Return the full listing exactly as it is written.

* **Entries shown**
-=-=-=-=-

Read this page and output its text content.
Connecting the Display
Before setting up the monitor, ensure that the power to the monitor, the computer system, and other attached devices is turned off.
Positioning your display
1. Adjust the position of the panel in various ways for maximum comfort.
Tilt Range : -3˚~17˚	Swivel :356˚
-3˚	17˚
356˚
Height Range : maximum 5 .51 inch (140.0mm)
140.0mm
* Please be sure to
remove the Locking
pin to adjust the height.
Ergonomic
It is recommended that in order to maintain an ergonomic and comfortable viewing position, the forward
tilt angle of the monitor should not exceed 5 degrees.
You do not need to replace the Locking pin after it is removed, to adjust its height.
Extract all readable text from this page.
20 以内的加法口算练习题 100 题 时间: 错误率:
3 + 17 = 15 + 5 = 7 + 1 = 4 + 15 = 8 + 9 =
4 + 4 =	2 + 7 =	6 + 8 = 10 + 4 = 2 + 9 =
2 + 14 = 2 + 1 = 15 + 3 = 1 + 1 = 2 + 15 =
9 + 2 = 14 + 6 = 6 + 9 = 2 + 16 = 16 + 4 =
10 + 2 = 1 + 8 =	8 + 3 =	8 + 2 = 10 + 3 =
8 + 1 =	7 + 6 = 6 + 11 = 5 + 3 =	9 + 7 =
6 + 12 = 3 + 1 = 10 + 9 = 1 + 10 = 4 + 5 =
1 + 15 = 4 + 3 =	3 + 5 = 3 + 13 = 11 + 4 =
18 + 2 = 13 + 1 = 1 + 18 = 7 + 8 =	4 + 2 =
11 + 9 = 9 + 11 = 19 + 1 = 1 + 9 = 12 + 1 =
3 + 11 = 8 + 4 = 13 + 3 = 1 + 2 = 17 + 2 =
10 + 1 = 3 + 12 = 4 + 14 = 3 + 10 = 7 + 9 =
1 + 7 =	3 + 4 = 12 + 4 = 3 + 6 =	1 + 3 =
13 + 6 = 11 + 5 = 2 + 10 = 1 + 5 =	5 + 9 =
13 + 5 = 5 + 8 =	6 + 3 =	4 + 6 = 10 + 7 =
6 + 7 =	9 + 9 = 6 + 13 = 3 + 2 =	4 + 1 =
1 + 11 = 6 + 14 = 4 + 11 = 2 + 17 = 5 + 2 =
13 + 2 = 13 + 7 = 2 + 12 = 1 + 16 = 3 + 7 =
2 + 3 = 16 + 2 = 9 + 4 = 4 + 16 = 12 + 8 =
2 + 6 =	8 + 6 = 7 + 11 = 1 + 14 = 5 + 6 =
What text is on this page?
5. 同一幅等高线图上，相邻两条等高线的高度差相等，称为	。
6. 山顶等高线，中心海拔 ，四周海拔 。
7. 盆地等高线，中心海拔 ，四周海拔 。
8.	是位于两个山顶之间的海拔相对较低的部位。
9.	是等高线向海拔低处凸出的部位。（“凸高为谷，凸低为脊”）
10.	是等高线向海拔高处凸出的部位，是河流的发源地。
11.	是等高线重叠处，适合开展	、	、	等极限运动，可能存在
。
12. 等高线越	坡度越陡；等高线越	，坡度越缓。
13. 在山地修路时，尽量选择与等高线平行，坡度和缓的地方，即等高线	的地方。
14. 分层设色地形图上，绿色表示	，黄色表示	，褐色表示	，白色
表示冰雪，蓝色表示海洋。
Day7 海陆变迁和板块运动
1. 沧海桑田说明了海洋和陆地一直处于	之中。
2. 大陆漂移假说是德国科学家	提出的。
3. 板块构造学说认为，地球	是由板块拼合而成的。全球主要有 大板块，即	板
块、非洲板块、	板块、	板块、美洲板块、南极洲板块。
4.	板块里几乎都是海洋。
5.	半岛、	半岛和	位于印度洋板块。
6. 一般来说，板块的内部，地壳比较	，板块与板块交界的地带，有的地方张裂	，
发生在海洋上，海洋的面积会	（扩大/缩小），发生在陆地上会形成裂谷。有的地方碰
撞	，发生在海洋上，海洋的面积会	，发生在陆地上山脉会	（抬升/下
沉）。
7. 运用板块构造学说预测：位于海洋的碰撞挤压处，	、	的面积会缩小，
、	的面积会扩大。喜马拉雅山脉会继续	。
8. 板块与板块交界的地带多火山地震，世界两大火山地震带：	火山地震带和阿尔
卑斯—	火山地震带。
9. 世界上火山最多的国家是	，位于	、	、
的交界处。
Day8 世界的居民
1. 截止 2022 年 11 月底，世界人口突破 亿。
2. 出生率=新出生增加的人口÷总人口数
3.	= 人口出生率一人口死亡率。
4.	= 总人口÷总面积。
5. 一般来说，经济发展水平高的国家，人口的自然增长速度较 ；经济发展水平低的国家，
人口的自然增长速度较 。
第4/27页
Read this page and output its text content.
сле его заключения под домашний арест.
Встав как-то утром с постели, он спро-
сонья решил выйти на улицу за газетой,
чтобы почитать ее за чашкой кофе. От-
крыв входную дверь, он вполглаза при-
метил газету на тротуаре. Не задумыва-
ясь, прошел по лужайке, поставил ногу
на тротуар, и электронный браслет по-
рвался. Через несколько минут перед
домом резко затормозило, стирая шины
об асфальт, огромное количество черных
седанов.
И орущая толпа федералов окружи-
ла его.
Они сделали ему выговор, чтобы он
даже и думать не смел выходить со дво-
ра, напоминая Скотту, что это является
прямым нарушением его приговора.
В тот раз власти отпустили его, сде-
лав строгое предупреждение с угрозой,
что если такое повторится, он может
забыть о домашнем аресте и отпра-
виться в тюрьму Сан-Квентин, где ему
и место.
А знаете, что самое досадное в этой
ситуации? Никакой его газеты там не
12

-=-=-=-=-

* **Correct answer**
Read this page and output its text content.
Connecting the Display
Before setting up the monitor, ensure that the power to the monitor, the computer system, and other attached devices is turned off.
Positioning your display
1. Adjust the position of the panel in various ways for maximum comfort.
Tilt Range : -3˚~17˚	Swivel :356˚
-3˚	17˚
356˚
Height Range : maximum 5 .51 inch (140.0mm)
140.0mm
* Please be sure to
remove the Locking
pin to adjust the height.
Ergonomic
It is recommended that in order to maintain an ergonomic and comfortable viewing position, the forward
tilt angle of the monitor should not exceed 5 degrees.
You do not need to replace the Locking pin after it is removed, to adjust its height.
Extract all readable text from this page.
20 以内的加法口算练习题 100 题 时间: 错误率:
3 + 17 = 15 + 5 = 7 + 1 = 4 + 15 = 8 + 9 =
4 + 4 =	2 + 7 =	6 + 8 = 10 + 4 = 2 + 9 =
2 + 14 = 2 + 1 = 15 + 3 = 1 + 1 = 2 + 15 =
9 + 2 = 14 + 6 = 6 + 9 = 2 + 16 = 16 + 4 =
10 + 2 = 1 + 8 =	8 + 3 =	8 + 2 = 10 + 3 =
8 + 1 =	7 + 6 = 6 + 11 = 5 + 3 =	9 + 7 =
6 + 12 = 3 + 1 = 10 + 9 = 1 + 10 = 4 + 5 =
1 + 15 = 4 + 3 =	3 + 5 = 3 + 13 = 11 + 4 =
18 + 2 = 13 + 1 = 1 + 18 = 7 + 8 =	4 + 2 =
11 + 9 = 9 + 11 = 19 + 1 = 1 + 9 = 12 + 1 =
3 + 11 = 8 + 4 = 13 + 3 = 1 + 2 = 17 + 2 =
10 + 1 = 3 + 12 = 4 + 14 = 3 + 10 = 7 + 9 =
1 + 7 =	3 + 4 = 12 + 4 = 3 + 6 =	1 + 3 =
13 + 6 = 11 + 5 = 2 + 10 = 1 + 5 =	5 + 9 =
13 + 5 = 5 + 8 =	6 + 3 =	4 + 6 = 10 + 7 =
6 + 7 =	9 + 9 = 6 + 13 = 3 + 2 =	4 + 1 =
1 + 11 = 6 + 14 = 4 + 11 = 2 + 17 = 5 + 2 =
13 + 2 = 13 + 7 = 2 + 12 = 1 + 16 = 3 + 7 =
2 + 3 = 16 + 2 = 9 + 4 = 4 + 16 = 12 + 8 =
2 + 6 =	8 + 6 = 7 + 11 = 1 + 14 = 5 + 6 =
What text is on this page?
5. 同一幅等高线图上，相邻两条等高线的高度差相等，称为	。
6. 山顶等高线，中心海拔 ，四周海拔 。
7. 盆地等高线，中心海拔 ，四周海拔 。
8.	是位于两个山顶之间的海拔相对较低的部位。
9.	是等高线向海拔低处凸出的部位。（“凸高为谷，凸低为脊”）
10.	是等高线向海拔高处凸出的部位，是河流的发源地。
11.	是等高线重叠处，适合开展	、	、	等极限运动，可能存在
。
12. 等高线越	坡度越陡；等高线越	，坡度越缓。
13. 在山地修路时，尽量选择与等高线平行，坡度和缓的地方，即等高线	的地方。
14. 分层设色地形图上，绿色表示	，黄色表示	，褐色表示	，白色
表示冰雪，蓝色表示海洋。
Day7 海陆变迁和板块运动
1. 沧海桑田说明了海洋和陆地一直处于	之中。
2. 大陆漂移假说是德国科学家	提出的。
3. 板块构造学说认为，地球	是由板块拼合而成的。全球主要有 大板块，即	板
块、非洲板块、	板块、	板块、美洲板块、南极洲板块。
4.	板块里几乎都是海洋。
5.	半岛、	半岛和	位于印度洋板块。
6. 一般来说，板块的内部，地壳比较	，板块与板块交界的地带，有的地方张裂	，
发生在海洋上，海洋的面积会	（扩大/缩小），发生在陆地上会形成裂谷。有的地方碰
撞	，发生在海洋上，海洋的面积会	，发生在陆地上山脉会	（抬升/下
沉）。
7. 运用板块构造学说预测：位于海洋的碰撞挤压处，	、	的面积会缩小，
、	的面积会扩大。喜马拉雅山脉会继续	。
8. 板块与板块交界的地带多火山地震，世界两大火山地震带：	火山地震带和阿尔
卑斯—	火山地震带。
9. 世界上火山最多的国家是	，位于	、	、
的交界处。
Day8 世界的居民
1. 截止 2022 年 11 月底，世界人口突破 亿。
2. 出生率=新出生增加的人口÷总人口数
3.	= 人口出生率一人口死亡率。
4.	= 总人口÷总面积。
5. 一般来说，经济发展水平高的国家，人口的自然增长速度较 ；经济发展水平低的国家，
人口的自然增长速度较 。
第4/27页
Read this page and output its text content.
сле его заключения под домашний арест.
Встав как-то утром с постели, он спро-
сонья решил выйти на улицу за газетой,
чтобы почитать ее за чашкой кофе. От-
крыв входную дверь, он вполглаза при-
метил газету на тротуаре. Не задумыва-
ясь, прошел по лужайке, поставил ногу
на тротуар, и электронный браслет по-
рвался. Через несколько минут перед
домом резко затормозило, стирая шины
об асфальт, огромное количество черных
седанов.
И орущая толпа федералов окружи-
ла его.
Они сделали ему выговор, чтобы он
даже и думать не смел выходить со дво-
ра, напоминая Скотту, что это является
прямым нарушением его приговора.
В тот раз власти отпустили его, сде-
лав строгое предупреждение с угрозой,
что если такое повторится, он может
забыть о домашнем аресте и отпра-
виться в тюрьму Сан-Квентин, где ему
и место.
А знаете, что самое досадное в этой
ситуации? Никакой его газеты там не
12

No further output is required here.